Exercise goal
Examine the material below. Gather every line in which the string "weight" appears.

(Saved entries)
▼
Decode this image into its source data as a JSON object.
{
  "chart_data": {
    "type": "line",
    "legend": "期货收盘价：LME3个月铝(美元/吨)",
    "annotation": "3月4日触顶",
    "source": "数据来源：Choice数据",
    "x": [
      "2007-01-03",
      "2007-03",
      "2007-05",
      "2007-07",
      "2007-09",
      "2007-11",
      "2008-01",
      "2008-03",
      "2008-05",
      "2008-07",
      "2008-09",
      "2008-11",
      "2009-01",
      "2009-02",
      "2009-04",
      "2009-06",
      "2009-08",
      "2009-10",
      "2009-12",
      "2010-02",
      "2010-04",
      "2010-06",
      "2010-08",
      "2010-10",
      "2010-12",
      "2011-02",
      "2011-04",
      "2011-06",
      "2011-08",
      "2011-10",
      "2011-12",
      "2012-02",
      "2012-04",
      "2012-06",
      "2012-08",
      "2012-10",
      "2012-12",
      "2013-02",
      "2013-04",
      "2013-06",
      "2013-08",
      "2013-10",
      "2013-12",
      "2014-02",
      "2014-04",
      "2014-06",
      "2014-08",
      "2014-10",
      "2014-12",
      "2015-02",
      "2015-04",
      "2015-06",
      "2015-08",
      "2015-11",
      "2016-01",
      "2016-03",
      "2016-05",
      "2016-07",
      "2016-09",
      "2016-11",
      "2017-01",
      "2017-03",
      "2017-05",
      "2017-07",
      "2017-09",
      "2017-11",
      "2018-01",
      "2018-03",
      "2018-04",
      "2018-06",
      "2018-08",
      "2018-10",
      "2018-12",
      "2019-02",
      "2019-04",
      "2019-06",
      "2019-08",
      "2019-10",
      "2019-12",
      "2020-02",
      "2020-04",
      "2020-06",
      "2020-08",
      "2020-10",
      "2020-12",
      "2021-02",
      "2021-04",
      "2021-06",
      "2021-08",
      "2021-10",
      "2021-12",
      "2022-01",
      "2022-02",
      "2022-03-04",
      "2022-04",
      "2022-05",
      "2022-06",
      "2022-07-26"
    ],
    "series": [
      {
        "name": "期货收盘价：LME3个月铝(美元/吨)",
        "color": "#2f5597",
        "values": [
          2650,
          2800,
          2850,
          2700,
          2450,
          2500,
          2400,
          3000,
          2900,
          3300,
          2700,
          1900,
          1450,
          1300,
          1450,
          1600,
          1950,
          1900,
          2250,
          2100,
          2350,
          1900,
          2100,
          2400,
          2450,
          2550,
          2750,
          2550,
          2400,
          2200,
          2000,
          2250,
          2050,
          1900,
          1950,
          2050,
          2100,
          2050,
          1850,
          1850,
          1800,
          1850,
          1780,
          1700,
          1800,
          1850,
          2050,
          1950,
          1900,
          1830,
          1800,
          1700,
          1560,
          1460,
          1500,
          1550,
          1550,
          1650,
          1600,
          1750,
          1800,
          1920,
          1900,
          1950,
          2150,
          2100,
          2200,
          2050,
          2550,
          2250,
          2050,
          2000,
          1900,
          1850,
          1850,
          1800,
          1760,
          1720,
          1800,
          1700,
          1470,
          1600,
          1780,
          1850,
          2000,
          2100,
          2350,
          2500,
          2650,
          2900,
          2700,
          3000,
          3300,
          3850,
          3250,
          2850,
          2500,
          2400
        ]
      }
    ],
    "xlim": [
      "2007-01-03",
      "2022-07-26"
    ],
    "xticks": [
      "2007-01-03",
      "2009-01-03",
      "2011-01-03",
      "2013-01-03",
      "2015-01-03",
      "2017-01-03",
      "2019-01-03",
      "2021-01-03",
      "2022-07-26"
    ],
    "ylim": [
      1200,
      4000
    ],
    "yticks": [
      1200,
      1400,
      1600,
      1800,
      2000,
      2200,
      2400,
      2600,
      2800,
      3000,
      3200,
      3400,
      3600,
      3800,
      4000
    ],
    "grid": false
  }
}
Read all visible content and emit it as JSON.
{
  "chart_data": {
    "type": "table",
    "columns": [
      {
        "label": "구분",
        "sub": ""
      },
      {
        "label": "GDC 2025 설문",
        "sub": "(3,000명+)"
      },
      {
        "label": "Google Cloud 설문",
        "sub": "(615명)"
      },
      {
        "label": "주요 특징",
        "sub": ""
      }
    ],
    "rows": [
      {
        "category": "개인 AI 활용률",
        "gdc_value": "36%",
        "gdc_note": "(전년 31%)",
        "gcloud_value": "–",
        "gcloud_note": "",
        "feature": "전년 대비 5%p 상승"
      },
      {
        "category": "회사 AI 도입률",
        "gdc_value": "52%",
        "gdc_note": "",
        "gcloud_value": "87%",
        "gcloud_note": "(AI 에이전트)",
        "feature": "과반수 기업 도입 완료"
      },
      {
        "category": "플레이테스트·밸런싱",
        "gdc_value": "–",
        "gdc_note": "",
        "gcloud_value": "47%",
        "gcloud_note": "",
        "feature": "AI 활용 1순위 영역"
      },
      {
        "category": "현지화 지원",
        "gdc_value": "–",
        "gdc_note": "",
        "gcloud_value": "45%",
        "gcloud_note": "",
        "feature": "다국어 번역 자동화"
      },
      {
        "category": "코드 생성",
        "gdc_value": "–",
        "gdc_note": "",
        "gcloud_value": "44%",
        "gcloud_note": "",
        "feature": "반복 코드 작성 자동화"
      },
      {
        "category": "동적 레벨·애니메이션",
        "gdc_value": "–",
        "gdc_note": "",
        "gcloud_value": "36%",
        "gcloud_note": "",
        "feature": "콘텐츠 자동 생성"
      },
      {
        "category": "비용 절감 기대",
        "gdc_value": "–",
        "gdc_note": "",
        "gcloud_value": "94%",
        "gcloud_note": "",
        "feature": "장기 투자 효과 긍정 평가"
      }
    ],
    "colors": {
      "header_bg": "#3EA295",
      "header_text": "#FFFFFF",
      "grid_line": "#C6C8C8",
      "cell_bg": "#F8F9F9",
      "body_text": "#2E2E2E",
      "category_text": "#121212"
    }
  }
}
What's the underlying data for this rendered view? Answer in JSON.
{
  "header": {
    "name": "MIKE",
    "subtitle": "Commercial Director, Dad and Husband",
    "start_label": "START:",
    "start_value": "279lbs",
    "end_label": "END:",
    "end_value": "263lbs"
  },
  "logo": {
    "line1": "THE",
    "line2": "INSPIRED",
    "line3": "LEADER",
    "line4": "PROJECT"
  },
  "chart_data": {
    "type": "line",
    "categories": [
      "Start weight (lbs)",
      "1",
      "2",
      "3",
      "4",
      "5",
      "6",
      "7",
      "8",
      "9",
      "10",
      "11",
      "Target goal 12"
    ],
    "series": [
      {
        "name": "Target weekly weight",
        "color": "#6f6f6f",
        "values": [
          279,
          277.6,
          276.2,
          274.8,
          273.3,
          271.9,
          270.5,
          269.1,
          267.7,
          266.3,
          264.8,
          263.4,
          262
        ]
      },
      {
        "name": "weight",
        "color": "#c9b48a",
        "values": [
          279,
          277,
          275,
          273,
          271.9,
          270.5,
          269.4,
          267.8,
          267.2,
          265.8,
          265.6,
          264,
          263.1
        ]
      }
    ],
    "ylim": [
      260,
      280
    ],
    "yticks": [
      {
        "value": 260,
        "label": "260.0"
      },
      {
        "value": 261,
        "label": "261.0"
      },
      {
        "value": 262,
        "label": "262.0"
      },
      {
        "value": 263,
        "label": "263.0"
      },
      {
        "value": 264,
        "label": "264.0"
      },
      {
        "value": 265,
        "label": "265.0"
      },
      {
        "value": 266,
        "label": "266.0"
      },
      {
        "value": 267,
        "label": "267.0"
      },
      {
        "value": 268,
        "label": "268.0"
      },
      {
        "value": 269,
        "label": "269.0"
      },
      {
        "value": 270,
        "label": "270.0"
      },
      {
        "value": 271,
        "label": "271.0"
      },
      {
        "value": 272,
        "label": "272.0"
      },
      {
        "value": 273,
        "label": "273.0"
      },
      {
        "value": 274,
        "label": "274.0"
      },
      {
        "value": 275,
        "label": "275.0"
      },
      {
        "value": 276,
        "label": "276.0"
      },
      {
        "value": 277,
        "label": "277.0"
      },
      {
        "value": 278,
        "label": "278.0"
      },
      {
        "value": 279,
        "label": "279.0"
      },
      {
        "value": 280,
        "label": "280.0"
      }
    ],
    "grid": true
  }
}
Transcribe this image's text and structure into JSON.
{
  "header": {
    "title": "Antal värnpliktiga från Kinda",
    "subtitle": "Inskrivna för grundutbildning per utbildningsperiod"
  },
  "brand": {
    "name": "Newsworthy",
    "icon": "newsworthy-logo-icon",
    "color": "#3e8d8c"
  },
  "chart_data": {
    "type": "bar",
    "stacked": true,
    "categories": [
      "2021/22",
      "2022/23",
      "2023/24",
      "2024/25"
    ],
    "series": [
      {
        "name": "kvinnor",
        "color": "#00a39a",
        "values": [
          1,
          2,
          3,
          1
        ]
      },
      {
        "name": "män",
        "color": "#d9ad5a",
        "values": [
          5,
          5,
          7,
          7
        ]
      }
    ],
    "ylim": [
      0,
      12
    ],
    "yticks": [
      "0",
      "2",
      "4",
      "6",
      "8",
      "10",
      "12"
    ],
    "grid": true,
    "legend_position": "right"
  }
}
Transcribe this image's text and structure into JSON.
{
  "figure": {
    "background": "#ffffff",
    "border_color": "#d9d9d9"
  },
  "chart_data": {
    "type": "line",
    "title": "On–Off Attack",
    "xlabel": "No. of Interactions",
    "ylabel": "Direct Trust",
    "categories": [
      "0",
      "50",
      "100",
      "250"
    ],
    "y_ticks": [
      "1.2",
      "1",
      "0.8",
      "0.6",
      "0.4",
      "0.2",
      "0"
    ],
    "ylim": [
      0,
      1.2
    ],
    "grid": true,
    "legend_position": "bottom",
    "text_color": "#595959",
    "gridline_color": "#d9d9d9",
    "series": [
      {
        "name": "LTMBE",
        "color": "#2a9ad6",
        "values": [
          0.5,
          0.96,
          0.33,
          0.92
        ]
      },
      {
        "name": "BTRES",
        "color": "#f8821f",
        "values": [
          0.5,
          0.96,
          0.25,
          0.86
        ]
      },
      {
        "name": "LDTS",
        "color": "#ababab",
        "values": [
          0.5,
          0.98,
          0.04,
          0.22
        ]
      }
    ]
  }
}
▲
Solution for this task
      "Start weight (lbs)",
        "name": "Target weekly weight",
        "name": "weight",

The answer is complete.